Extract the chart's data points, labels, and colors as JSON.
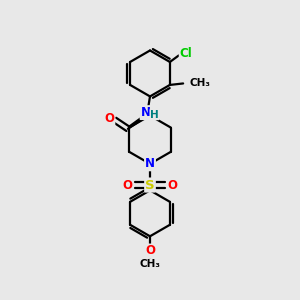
{
  "bg_color": "#e8e8e8",
  "bond_color": "#000000",
  "line_width": 1.6,
  "atom_colors": {
    "N": "#0000ff",
    "O": "#ff0000",
    "S": "#cccc00",
    "Cl": "#00cc00",
    "C": "#000000",
    "H": "#008080"
  },
  "font_size": 8.5,
  "fig_size": [
    3.0,
    3.0
  ],
  "dpi": 100
}
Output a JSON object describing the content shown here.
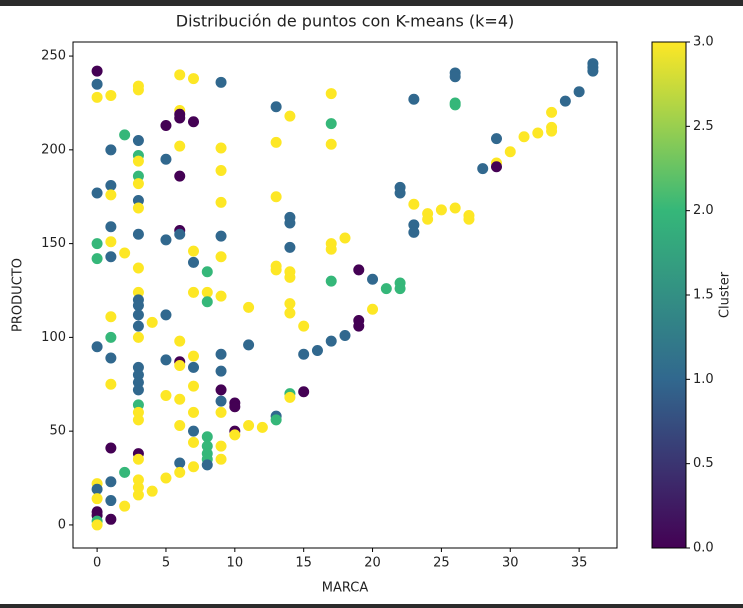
{
  "chart_data": {
    "type": "scatter",
    "title": "Distribución de puntos con K-means (k=4)",
    "x_label": "MARCA",
    "y_label": "PRODUCTO",
    "colorbar_label": "Cluster",
    "xlim": [
      -1.75,
      37.75
    ],
    "ylim": [
      -12.3,
      257.5
    ],
    "xticks": [
      0,
      5,
      10,
      15,
      20,
      25,
      30,
      35
    ],
    "yticks": [
      0,
      50,
      100,
      150,
      200,
      250
    ],
    "clim": [
      0,
      3
    ],
    "cticks": [
      {
        "value": 0,
        "label": "0.0"
      },
      0.5,
      {
        "value": 1,
        "label": "1.0"
      },
      1.5,
      {
        "value": 2,
        "label": "2.0"
      },
      2.5,
      {
        "value": 3,
        "label": "3.0"
      }
    ],
    "colors": [
      "#440154",
      "#31688e",
      "#35b779",
      "#fde725"
    ],
    "x": [
      0,
      0,
      0,
      0,
      0,
      0,
      0,
      0,
      0,
      0,
      0,
      0,
      0,
      0,
      1,
      1,
      1,
      1,
      1,
      1,
      1,
      1,
      1,
      1,
      1,
      1,
      1,
      1,
      1,
      2,
      2,
      2,
      2,
      3,
      3,
      3,
      3,
      3,
      3,
      3,
      3,
      3,
      3,
      3,
      3,
      3,
      3,
      3,
      3,
      3,
      3,
      3,
      3,
      3,
      3,
      3,
      3,
      3,
      3,
      3,
      3,
      3,
      4,
      4,
      5,
      5,
      5,
      5,
      5,
      5,
      5,
      6,
      6,
      6,
      6,
      6,
      6,
      6,
      6,
      6,
      6,
      6,
      6,
      6,
      6,
      6,
      7,
      7,
      7,
      7,
      7,
      7,
      7,
      7,
      7,
      7,
      7,
      7,
      8,
      8,
      8,
      8,
      8,
      8,
      8,
      8,
      9,
      9,
      9,
      9,
      9,
      9,
      9,
      9,
      9,
      9,
      9,
      9,
      9,
      9,
      10,
      10,
      10,
      10,
      11,
      11,
      11,
      12,
      13,
      13,
      13,
      13,
      13,
      13,
      13,
      14,
      14,
      14,
      14,
      14,
      14,
      14,
      14,
      14,
      14,
      15,
      15,
      15,
      16,
      17,
      17,
      17,
      17,
      17,
      17,
      17,
      18,
      18,
      19,
      19,
      19,
      20,
      20,
      21,
      22,
      22,
      22,
      22,
      23,
      23,
      23,
      23,
      24,
      24,
      25,
      26,
      26,
      26,
      26,
      26,
      27,
      27,
      28,
      29,
      29,
      29,
      30,
      31,
      32,
      33,
      33,
      33,
      34,
      35,
      36,
      36,
      36
    ],
    "y": [
      242,
      235,
      228,
      177,
      150,
      142,
      95,
      22,
      19,
      14,
      7,
      5,
      2,
      0,
      229,
      200,
      181,
      176,
      159,
      151,
      143,
      111,
      100,
      89,
      75,
      41,
      23,
      13,
      3,
      208,
      145,
      28,
      10,
      234,
      232,
      205,
      197,
      194,
      186,
      182,
      173,
      169,
      155,
      137,
      124,
      120,
      117,
      112,
      106,
      100,
      84,
      80,
      76,
      72,
      64,
      60,
      56,
      38,
      35,
      24,
      20,
      16,
      108,
      18,
      213,
      195,
      152,
      112,
      88,
      69,
      25,
      240,
      221,
      219,
      217,
      202,
      186,
      157,
      155,
      98,
      87,
      85,
      67,
      53,
      33,
      28,
      238,
      215,
      146,
      140,
      124,
      90,
      84,
      74,
      60,
      50,
      44,
      31,
      135,
      124,
      119,
      47,
      42,
      38,
      35,
      32,
      236,
      201,
      189,
      172,
      154,
      143,
      122,
      91,
      82,
      72,
      66,
      60,
      42,
      35,
      65,
      63,
      50,
      48,
      116,
      96,
      53,
      52,
      223,
      204,
      175,
      138,
      136,
      58,
      56,
      218,
      164,
      161,
      148,
      135,
      132,
      118,
      113,
      70,
      68,
      106,
      91,
      71,
      93,
      230,
      214,
      203,
      150,
      147,
      130,
      98,
      153,
      101,
      136,
      109,
      106,
      131,
      115,
      126,
      180,
      177,
      129,
      126,
      227,
      171,
      160,
      156,
      166,
      163,
      168,
      241,
      239,
      225,
      224,
      169,
      165,
      163,
      190,
      206,
      193,
      191,
      199,
      207,
      209,
      220,
      212,
      210,
      226,
      231,
      246,
      244,
      242
    ],
    "color_values": [
      0,
      1,
      3,
      1,
      2,
      2,
      1,
      3,
      1,
      3,
      0,
      0,
      2,
      3,
      3,
      1,
      1,
      3,
      1,
      3,
      1,
      3,
      2,
      1,
      3,
      0,
      1,
      1,
      0,
      2,
      3,
      2,
      3,
      3,
      3,
      1,
      2,
      3,
      2,
      3,
      1,
      3,
      1,
      3,
      3,
      1,
      1,
      1,
      1,
      3,
      1,
      1,
      1,
      1,
      2,
      3,
      3,
      0,
      3,
      3,
      3,
      3,
      3,
      3,
      0,
      1,
      1,
      1,
      1,
      3,
      3,
      3,
      3,
      0,
      0,
      3,
      0,
      0,
      1,
      3,
      0,
      3,
      3,
      3,
      1,
      3,
      3,
      0,
      3,
      1,
      3,
      3,
      1,
      3,
      3,
      1,
      3,
      3,
      2,
      3,
      2,
      2,
      2,
      2,
      2,
      1,
      1,
      3,
      3,
      3,
      1,
      3,
      3,
      1,
      1,
      0,
      1,
      3,
      3,
      3,
      0,
      0,
      0,
      3,
      3,
      1,
      3,
      3,
      1,
      3,
      3,
      3,
      3,
      1,
      2,
      3,
      1,
      1,
      1,
      3,
      3,
      3,
      3,
      2,
      3,
      3,
      1,
      0,
      1,
      3,
      2,
      3,
      3,
      3,
      2,
      1,
      3,
      1,
      0,
      0,
      0,
      1,
      3,
      2,
      1,
      1,
      2,
      2,
      1,
      3,
      1,
      1,
      3,
      3,
      3,
      1,
      1,
      2,
      2,
      3,
      3,
      3,
      1,
      1,
      3,
      0,
      3,
      3,
      3,
      3,
      3,
      3,
      1,
      1,
      1,
      1,
      1
    ]
  }
}
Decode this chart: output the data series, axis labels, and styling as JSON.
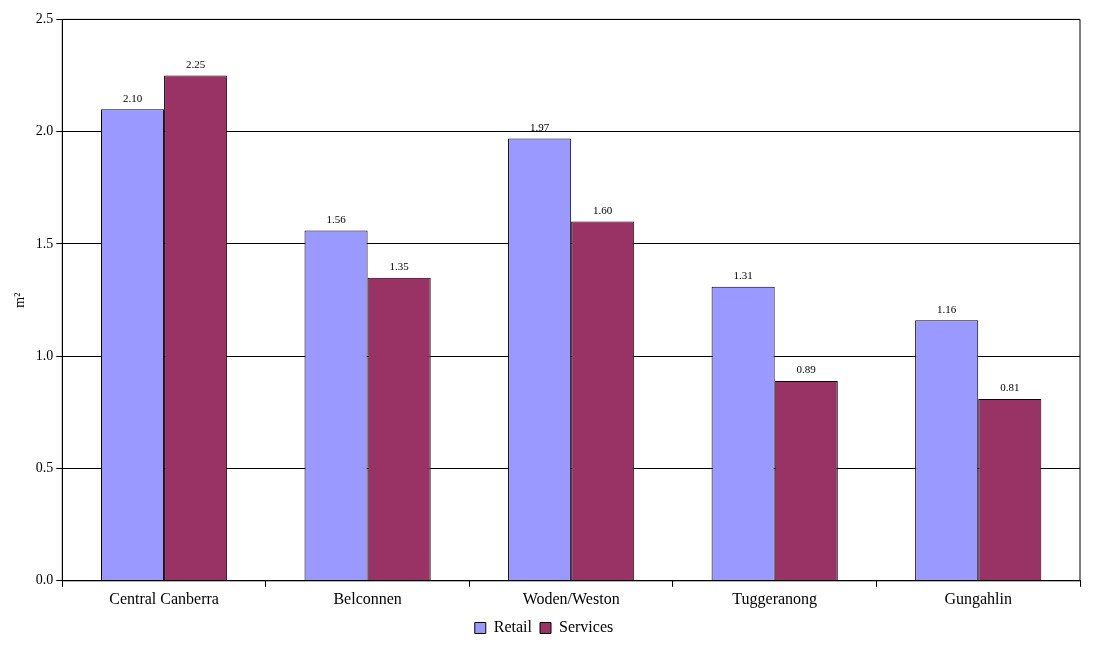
{
  "chart_data": {
    "type": "bar",
    "ylabel": "m²",
    "categories": [
      "Central Canberra",
      "Belconnen",
      "Woden/Weston",
      "Tuggeranong",
      "Gungahlin"
    ],
    "series": [
      {
        "name": "Retail",
        "color": "#9999ff",
        "values": [
          2.1,
          1.56,
          1.97,
          1.31,
          1.16
        ],
        "value_labels": [
          "2.10",
          "1.56",
          "1.97",
          "1.31",
          "1.16"
        ]
      },
      {
        "name": "Services",
        "color": "#993366",
        "values": [
          2.25,
          1.35,
          1.6,
          0.89,
          0.81
        ],
        "value_labels": [
          "2.25",
          "1.35",
          "1.60",
          "0.89",
          "0.81"
        ]
      }
    ],
    "ylim": [
      0,
      2.5
    ],
    "yticks": [
      {
        "value": 0,
        "label": "0.0"
      },
      {
        "value": 0.5,
        "label": "0.5"
      },
      {
        "value": 1,
        "label": "1.0"
      },
      {
        "value": 1.5,
        "label": "1.5"
      },
      {
        "value": 2,
        "label": "2.0"
      },
      {
        "value": 2.5,
        "label": "2.5"
      }
    ],
    "grid": "y",
    "legend": "bottom"
  }
}
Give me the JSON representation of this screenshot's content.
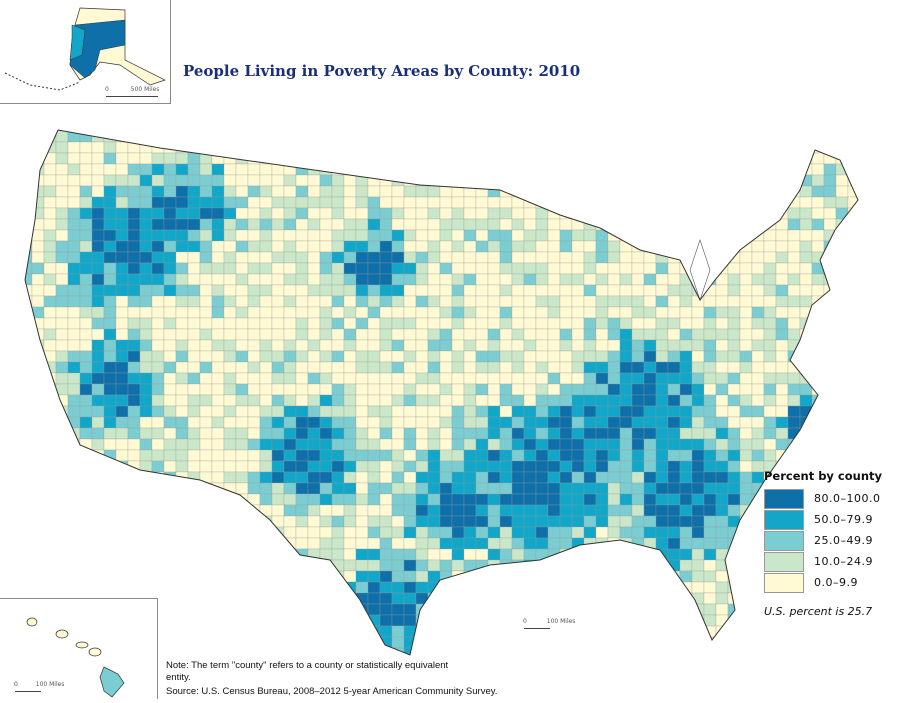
{
  "title": "People Living in Poverty Areas by County: 2010",
  "legend": {
    "title": "Percent by county",
    "items": [
      {
        "label": "80.0–100.0",
        "color": "#0f6fa8"
      },
      {
        "label": "50.0–79.9",
        "color": "#12a6c8"
      },
      {
        "label": "25.0–49.9",
        "color": "#7bcdd1"
      },
      {
        "label": "10.0–24.9",
        "color": "#cbe7c9"
      },
      {
        "label": "0.0–9.9",
        "color": "#fffad4"
      }
    ],
    "us_percent": "U.S. percent is 25.7"
  },
  "scales": {
    "alaska": {
      "zero": "0",
      "label": "500 Miles"
    },
    "hawaii": {
      "zero": "0",
      "label": "100 Miles"
    },
    "mainland": {
      "zero": "0",
      "label": "100 Miles"
    }
  },
  "notes": {
    "note": "Note: The term \"county\" refers to a county or statistically equivalent entity.",
    "source": "Source: U.S. Census Bureau, 2008–2012 5-year American Community Survey."
  }
}
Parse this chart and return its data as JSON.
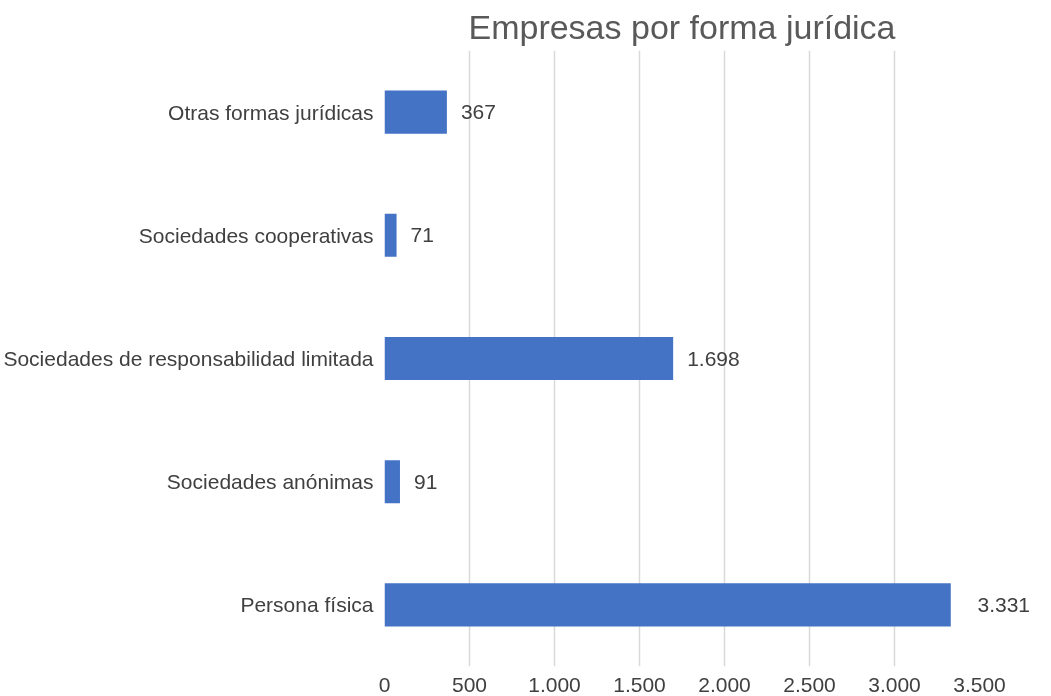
{
  "chart_data": {
    "type": "bar",
    "orientation": "horizontal",
    "title": "Empresas por forma jurídica",
    "categories": [
      "Otras formas jurídicas",
      "Sociedades cooperativas",
      "Sociedades de responsabilidad limitada",
      "Sociedades anónimas",
      "Persona física"
    ],
    "values": [
      367,
      71,
      1698,
      91,
      3331
    ],
    "value_labels": [
      "367",
      "71",
      "1.698",
      "91",
      "3.331"
    ],
    "color": "#4472c4",
    "xlim": [
      0,
      3500
    ],
    "xticks": [
      0,
      500,
      {
        "value": 1000,
        "label": "1.000"
      },
      {
        "value": 1500,
        "label": "1.500"
      },
      {
        "value": 2000,
        "label": "2.000"
      },
      {
        "value": 2500,
        "label": "2.500"
      },
      {
        "value": 3000,
        "label": "3.000"
      },
      {
        "value": 3500,
        "label": "3.500"
      }
    ],
    "grid": "x"
  }
}
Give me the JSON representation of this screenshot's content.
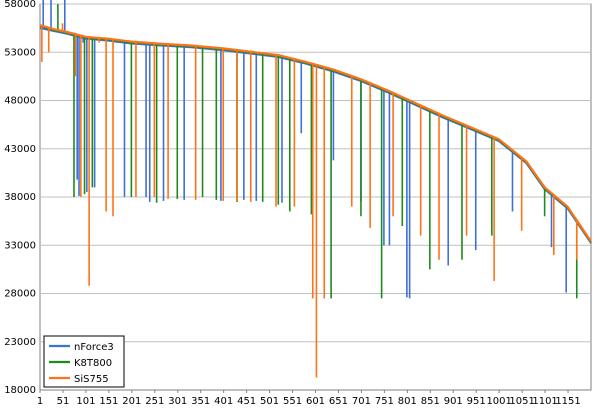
{
  "chart_data": {
    "type": "line",
    "title": "",
    "xlabel": "",
    "ylabel": "",
    "ylim": [
      18000,
      58000
    ],
    "xlim": [
      1,
      1201
    ],
    "y_ticks": [
      18000,
      23000,
      28000,
      33000,
      38000,
      43000,
      48000,
      53000,
      58000
    ],
    "y_tick_labels": [
      "18000",
      "23000",
      "28000",
      "33000",
      "38000",
      "43000",
      "48000",
      "53000",
      "58000"
    ],
    "x_ticks": [
      1,
      51,
      101,
      151,
      201,
      251,
      301,
      351,
      401,
      451,
      501,
      551,
      601,
      651,
      701,
      751,
      801,
      851,
      901,
      951,
      1001,
      1051,
      1101,
      1151
    ],
    "x_tick_labels": [
      "1",
      "51",
      "101",
      "151",
      "201",
      "251",
      "301",
      "351",
      "401",
      "451",
      "501",
      "551",
      "601",
      "651",
      "701",
      "751",
      "801",
      "851",
      "901",
      "951",
      "1001",
      "1051",
      "1101",
      "1151"
    ],
    "grid": true,
    "legend_position": "bottom-left",
    "series": [
      {
        "name": "nForce3",
        "color": "#3f6fd8",
        "points": [
          [
            1,
            55500
          ],
          [
            30,
            55200
          ],
          [
            60,
            54900
          ],
          [
            100,
            54400
          ],
          [
            150,
            54200
          ],
          [
            200,
            53900
          ],
          [
            260,
            53700
          ],
          [
            330,
            53500
          ],
          [
            400,
            53200
          ],
          [
            470,
            52800
          ],
          [
            520,
            52500
          ],
          [
            580,
            51800
          ],
          [
            640,
            51000
          ],
          [
            700,
            50000
          ],
          [
            760,
            48800
          ],
          [
            820,
            47500
          ],
          [
            880,
            46200
          ],
          [
            940,
            45000
          ],
          [
            1000,
            43800
          ],
          [
            1060,
            41500
          ],
          [
            1100,
            38800
          ],
          [
            1150,
            36800
          ],
          [
            1201,
            33200
          ]
        ],
        "drops": [
          [
            8,
            58500
          ],
          [
            25,
            58800
          ],
          [
            55,
            58600
          ],
          [
            82,
            39800
          ],
          [
            86,
            38100
          ],
          [
            95,
            54000
          ],
          [
            103,
            38500
          ],
          [
            120,
            39000
          ],
          [
            185,
            38000
          ],
          [
            232,
            38000
          ],
          [
            240,
            37500
          ],
          [
            270,
            37600
          ],
          [
            315,
            37700
          ],
          [
            395,
            37600
          ],
          [
            445,
            37700
          ],
          [
            472,
            37600
          ],
          [
            528,
            37400
          ],
          [
            570,
            44600
          ],
          [
            640,
            41800
          ],
          [
            700,
            37500
          ],
          [
            750,
            33000
          ],
          [
            762,
            33000
          ],
          [
            800,
            27600
          ],
          [
            806,
            27500
          ],
          [
            890,
            30900
          ],
          [
            950,
            32500
          ],
          [
            1030,
            36500
          ],
          [
            1115,
            32800
          ],
          [
            1147,
            28100
          ]
        ]
      },
      {
        "name": "K8T800",
        "color": "#1e8a1e",
        "points": [
          [
            1,
            55700
          ],
          [
            30,
            55300
          ],
          [
            60,
            55000
          ],
          [
            100,
            54500
          ],
          [
            150,
            54300
          ],
          [
            200,
            54000
          ],
          [
            260,
            53800
          ],
          [
            330,
            53600
          ],
          [
            400,
            53300
          ],
          [
            470,
            52900
          ],
          [
            520,
            52600
          ],
          [
            580,
            51900
          ],
          [
            640,
            51100
          ],
          [
            700,
            50100
          ],
          [
            760,
            48900
          ],
          [
            820,
            47600
          ],
          [
            880,
            46300
          ],
          [
            940,
            45100
          ],
          [
            1000,
            43900
          ],
          [
            1060,
            41600
          ],
          [
            1100,
            38900
          ],
          [
            1150,
            36900
          ],
          [
            1201,
            33300
          ]
        ],
        "drops": [
          [
            40,
            58000
          ],
          [
            75,
            38000
          ],
          [
            98,
            38300
          ],
          [
            115,
            39000
          ],
          [
            200,
            38000
          ],
          [
            255,
            37400
          ],
          [
            300,
            37800
          ],
          [
            355,
            38000
          ],
          [
            385,
            37700
          ],
          [
            430,
            37500
          ],
          [
            486,
            37500
          ],
          [
            520,
            37200
          ],
          [
            545,
            36500
          ],
          [
            592,
            36200
          ],
          [
            635,
            27500
          ],
          [
            700,
            36000
          ],
          [
            745,
            27500
          ],
          [
            790,
            35000
          ],
          [
            850,
            30500
          ],
          [
            920,
            31500
          ],
          [
            985,
            34000
          ],
          [
            1100,
            36000
          ],
          [
            1170,
            27500
          ]
        ]
      },
      {
        "name": "SiS755",
        "color": "#ff7318",
        "points": [
          [
            1,
            55800
          ],
          [
            30,
            55400
          ],
          [
            60,
            55100
          ],
          [
            100,
            54600
          ],
          [
            150,
            54400
          ],
          [
            200,
            54100
          ],
          [
            260,
            53900
          ],
          [
            330,
            53700
          ],
          [
            400,
            53400
          ],
          [
            470,
            53000
          ],
          [
            520,
            52700
          ],
          [
            580,
            52000
          ],
          [
            640,
            51200
          ],
          [
            700,
            50200
          ],
          [
            760,
            49000
          ],
          [
            820,
            47700
          ],
          [
            880,
            46400
          ],
          [
            940,
            45200
          ],
          [
            1000,
            44000
          ],
          [
            1060,
            41700
          ],
          [
            1100,
            39000
          ],
          [
            1150,
            37000
          ],
          [
            1201,
            33400
          ]
        ],
        "drops": [
          [
            5,
            52000
          ],
          [
            20,
            53000
          ],
          [
            50,
            56000
          ],
          [
            78,
            50500
          ],
          [
            90,
            38000
          ],
          [
            108,
            28800
          ],
          [
            130,
            54000
          ],
          [
            145,
            36500
          ],
          [
            160,
            36000
          ],
          [
            210,
            38000
          ],
          [
            250,
            38000
          ],
          [
            280,
            37800
          ],
          [
            340,
            37700
          ],
          [
            400,
            37600
          ],
          [
            430,
            37600
          ],
          [
            460,
            37500
          ],
          [
            515,
            37000
          ],
          [
            555,
            37000
          ],
          [
            595,
            27500
          ],
          [
            603,
            19300
          ],
          [
            620,
            27500
          ],
          [
            680,
            37000
          ],
          [
            720,
            34800
          ],
          [
            770,
            36000
          ],
          [
            830,
            34000
          ],
          [
            870,
            31500
          ],
          [
            930,
            34000
          ],
          [
            990,
            29300
          ],
          [
            1050,
            34500
          ],
          [
            1120,
            32000
          ],
          [
            1170,
            31500
          ]
        ]
      }
    ]
  }
}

......

● WORK INSTRUCTIONS: Examine the records and pull out every line where the string "JSON" occurs.

● TASK RESULT:
Extract the chart's data points, labels, and colors as JSON.
Output a JSON object describing the content shown here.
Decode this chart: output the data series, axis labels, and styling as JSON.
Give me the JSON representation of this screenshot's content.
Parse this chart and return its data as JSON.
Give me the JSON representation of this screenshot's content.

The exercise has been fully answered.